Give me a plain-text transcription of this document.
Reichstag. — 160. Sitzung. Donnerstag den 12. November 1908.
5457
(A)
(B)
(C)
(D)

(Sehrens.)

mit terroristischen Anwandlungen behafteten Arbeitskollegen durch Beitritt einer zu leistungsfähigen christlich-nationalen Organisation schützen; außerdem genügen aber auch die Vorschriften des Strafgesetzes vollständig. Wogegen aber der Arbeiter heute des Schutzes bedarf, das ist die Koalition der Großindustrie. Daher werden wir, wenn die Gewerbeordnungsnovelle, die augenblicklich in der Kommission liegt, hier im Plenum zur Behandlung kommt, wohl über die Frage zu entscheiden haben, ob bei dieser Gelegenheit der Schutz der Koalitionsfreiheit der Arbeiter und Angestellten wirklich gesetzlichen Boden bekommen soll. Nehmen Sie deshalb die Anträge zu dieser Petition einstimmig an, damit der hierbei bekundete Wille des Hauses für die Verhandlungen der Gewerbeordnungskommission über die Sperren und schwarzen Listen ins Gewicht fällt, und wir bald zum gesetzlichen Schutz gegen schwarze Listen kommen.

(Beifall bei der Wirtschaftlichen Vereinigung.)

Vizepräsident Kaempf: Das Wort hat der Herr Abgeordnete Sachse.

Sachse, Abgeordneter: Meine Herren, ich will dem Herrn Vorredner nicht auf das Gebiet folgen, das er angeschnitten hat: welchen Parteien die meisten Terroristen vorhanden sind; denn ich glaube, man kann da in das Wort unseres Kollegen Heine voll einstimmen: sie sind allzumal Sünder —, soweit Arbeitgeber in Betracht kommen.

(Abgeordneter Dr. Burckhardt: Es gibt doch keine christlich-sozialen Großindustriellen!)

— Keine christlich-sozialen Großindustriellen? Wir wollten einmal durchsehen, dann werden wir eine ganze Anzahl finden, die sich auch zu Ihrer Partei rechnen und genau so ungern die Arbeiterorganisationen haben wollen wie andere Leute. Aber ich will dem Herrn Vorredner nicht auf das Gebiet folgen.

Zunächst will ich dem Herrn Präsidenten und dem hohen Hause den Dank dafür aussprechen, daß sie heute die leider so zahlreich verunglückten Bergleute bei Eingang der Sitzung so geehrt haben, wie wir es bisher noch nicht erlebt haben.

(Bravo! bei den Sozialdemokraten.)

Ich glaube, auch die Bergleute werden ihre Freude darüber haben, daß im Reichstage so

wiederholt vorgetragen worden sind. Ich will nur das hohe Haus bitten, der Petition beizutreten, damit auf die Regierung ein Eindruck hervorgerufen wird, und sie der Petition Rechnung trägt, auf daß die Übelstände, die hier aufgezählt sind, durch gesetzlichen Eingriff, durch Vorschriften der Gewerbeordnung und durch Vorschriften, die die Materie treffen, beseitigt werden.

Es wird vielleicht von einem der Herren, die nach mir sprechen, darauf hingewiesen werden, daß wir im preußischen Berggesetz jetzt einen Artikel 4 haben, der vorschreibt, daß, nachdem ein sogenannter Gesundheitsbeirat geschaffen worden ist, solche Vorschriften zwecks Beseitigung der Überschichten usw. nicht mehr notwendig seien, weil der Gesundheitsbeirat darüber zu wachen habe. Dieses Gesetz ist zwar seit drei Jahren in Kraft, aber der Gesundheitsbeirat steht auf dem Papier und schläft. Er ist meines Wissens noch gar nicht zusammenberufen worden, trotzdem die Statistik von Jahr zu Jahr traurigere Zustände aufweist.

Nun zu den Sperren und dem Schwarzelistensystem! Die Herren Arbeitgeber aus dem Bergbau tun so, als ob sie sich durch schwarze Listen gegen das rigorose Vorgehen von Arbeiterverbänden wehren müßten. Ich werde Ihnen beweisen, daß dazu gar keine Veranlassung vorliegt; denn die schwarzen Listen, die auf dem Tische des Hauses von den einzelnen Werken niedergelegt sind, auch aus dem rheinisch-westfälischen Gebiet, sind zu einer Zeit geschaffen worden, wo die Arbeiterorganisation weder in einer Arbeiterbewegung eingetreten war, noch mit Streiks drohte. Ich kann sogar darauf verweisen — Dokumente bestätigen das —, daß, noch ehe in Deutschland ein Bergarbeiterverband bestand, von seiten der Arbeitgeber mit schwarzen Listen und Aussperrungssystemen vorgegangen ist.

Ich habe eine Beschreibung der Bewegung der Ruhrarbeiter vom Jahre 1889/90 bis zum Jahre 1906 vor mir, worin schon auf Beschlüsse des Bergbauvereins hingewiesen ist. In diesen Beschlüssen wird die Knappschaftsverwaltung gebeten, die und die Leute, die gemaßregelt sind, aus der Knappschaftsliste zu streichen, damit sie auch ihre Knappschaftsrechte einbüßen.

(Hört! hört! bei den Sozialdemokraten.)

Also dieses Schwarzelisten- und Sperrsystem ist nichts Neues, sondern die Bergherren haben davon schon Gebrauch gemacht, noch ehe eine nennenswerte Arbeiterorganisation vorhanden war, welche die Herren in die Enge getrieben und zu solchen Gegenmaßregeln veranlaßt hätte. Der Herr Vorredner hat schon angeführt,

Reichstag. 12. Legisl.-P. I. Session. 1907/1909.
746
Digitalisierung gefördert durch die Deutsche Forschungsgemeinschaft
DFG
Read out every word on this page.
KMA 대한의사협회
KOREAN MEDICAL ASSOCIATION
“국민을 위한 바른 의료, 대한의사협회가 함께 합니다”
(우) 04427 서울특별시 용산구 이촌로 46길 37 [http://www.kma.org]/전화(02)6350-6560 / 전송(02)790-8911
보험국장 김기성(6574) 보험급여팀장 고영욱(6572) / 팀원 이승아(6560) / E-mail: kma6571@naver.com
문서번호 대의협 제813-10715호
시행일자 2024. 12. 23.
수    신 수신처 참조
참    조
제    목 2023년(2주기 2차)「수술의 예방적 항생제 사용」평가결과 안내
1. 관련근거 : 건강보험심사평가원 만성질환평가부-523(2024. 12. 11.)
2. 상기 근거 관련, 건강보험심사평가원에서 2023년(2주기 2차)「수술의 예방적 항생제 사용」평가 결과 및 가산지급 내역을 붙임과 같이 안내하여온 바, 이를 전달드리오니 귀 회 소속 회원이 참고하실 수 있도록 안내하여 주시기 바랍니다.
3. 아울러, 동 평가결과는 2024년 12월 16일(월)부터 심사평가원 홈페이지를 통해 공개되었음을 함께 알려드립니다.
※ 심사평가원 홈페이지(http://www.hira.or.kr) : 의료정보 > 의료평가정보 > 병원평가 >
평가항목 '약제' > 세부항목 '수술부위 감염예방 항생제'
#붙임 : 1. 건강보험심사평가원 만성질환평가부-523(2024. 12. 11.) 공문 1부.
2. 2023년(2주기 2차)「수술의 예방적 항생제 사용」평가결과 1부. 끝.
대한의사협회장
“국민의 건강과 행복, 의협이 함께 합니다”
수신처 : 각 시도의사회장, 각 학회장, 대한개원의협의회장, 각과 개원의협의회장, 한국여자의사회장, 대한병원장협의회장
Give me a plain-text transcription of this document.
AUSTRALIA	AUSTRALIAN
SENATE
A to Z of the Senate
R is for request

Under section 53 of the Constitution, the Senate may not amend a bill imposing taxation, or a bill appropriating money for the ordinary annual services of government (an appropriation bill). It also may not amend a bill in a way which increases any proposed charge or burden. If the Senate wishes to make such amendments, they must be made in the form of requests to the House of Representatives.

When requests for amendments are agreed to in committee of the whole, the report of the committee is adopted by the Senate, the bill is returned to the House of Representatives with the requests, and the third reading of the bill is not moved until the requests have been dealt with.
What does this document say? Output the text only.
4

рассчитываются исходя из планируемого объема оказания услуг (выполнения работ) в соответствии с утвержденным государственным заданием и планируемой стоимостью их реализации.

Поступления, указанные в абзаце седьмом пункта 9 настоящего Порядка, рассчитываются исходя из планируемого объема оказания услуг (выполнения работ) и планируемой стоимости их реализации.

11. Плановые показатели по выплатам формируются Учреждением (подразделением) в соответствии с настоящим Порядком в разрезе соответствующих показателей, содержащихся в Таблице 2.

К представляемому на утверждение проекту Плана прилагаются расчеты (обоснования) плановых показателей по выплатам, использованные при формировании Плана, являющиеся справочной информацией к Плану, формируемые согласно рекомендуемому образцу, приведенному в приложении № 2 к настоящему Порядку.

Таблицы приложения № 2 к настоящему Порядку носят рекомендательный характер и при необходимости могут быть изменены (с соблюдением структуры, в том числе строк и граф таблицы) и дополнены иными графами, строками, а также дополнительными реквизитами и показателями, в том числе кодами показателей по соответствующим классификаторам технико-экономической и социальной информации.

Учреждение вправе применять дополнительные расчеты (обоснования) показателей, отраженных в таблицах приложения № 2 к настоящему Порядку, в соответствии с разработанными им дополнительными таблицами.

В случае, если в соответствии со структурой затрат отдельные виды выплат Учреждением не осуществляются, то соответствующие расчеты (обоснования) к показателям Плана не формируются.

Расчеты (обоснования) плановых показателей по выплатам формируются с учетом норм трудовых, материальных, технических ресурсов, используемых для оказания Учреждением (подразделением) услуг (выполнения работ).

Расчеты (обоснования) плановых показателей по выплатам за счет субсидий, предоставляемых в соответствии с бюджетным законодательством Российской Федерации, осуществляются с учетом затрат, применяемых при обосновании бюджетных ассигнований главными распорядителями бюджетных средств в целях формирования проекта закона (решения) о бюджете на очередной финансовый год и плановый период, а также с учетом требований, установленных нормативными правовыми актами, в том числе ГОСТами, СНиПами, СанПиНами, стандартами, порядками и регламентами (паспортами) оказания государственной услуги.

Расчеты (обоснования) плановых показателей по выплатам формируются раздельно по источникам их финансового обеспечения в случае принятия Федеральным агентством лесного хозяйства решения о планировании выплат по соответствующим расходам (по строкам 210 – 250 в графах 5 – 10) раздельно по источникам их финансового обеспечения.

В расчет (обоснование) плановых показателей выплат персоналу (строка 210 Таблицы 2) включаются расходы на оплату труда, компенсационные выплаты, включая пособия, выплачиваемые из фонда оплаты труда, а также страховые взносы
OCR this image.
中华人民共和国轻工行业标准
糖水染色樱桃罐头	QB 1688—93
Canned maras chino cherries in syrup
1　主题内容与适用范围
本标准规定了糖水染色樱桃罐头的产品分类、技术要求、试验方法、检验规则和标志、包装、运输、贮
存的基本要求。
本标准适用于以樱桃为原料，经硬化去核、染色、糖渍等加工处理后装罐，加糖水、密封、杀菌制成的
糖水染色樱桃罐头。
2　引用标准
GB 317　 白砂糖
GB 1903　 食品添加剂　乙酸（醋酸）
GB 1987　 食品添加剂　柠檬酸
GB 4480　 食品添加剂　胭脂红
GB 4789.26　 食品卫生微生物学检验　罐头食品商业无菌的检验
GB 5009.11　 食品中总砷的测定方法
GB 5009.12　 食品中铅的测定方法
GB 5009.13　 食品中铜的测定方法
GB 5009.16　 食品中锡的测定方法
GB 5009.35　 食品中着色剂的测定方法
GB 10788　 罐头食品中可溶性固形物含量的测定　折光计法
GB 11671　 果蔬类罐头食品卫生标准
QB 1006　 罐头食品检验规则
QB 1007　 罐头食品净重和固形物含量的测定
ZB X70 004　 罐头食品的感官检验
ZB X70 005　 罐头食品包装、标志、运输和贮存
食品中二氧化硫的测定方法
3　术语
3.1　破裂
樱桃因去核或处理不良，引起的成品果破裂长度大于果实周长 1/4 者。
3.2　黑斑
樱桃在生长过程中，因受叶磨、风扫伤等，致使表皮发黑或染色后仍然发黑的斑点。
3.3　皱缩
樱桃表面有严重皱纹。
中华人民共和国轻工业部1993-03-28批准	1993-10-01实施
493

WHAT YOU WILL DO: Everything from the line containing "OCR this image." to the end of the data above should be quoted exactly, please, both ends included, and nothing outside that span.

REPLY:
OCR this image.
中华人民共和国轻工行业标准
糖水染色樱桃罐头	QB 1688—93
Canned maras chino cherries in syrup
1　主题内容与适用范围
本标准规定了糖水染色樱桃罐头的产品分类、技术要求、试验方法、检验规则和标志、包装、运输、贮
存的基本要求。
本标准适用于以樱桃为原料，经硬化去核、染色、糖渍等加工处理后装罐，加糖水、密封、杀菌制成的
糖水染色樱桃罐头。
2　引用标准
GB 317　 白砂糖
GB 1903　 食品添加剂　乙酸（醋酸）
GB 1987　 食品添加剂　柠檬酸
GB 4480　 食品添加剂　胭脂红
GB 4789.26　 食品卫生微生物学检验　罐头食品商业无菌的检验
GB 5009.11　 食品中总砷的测定方法
GB 5009.12　 食品中铅的测定方法
GB 5009.13　 食品中铜的测定方法
GB 5009.16　 食品中锡的测定方法
GB 5009.35　 食品中着色剂的测定方法
GB 10788　 罐头食品中可溶性固形物含量的测定　折光计法
GB 11671　 果蔬类罐头食品卫生标准
QB 1006　 罐头食品检验规则
QB 1007　 罐头食品净重和固形物含量的测定
ZB X70 004　 罐头食品的感官检验
ZB X70 005　 罐头食品包装、标志、运输和贮存
食品中二氧化硫的测定方法
3　术语
3.1　破裂
樱桃因去核或处理不良，引起的成品果破裂长度大于果实周长 1/4 者。
3.2　黑斑
樱桃在生长过程中，因受叶磨、风扫伤等，致使表皮发黑或染色后仍然发黑的斑点。
3.3　皱缩
樱桃表面有严重皱纹。
中华人民共和国轻工业部1993-03-28批准	1993-10-01实施
493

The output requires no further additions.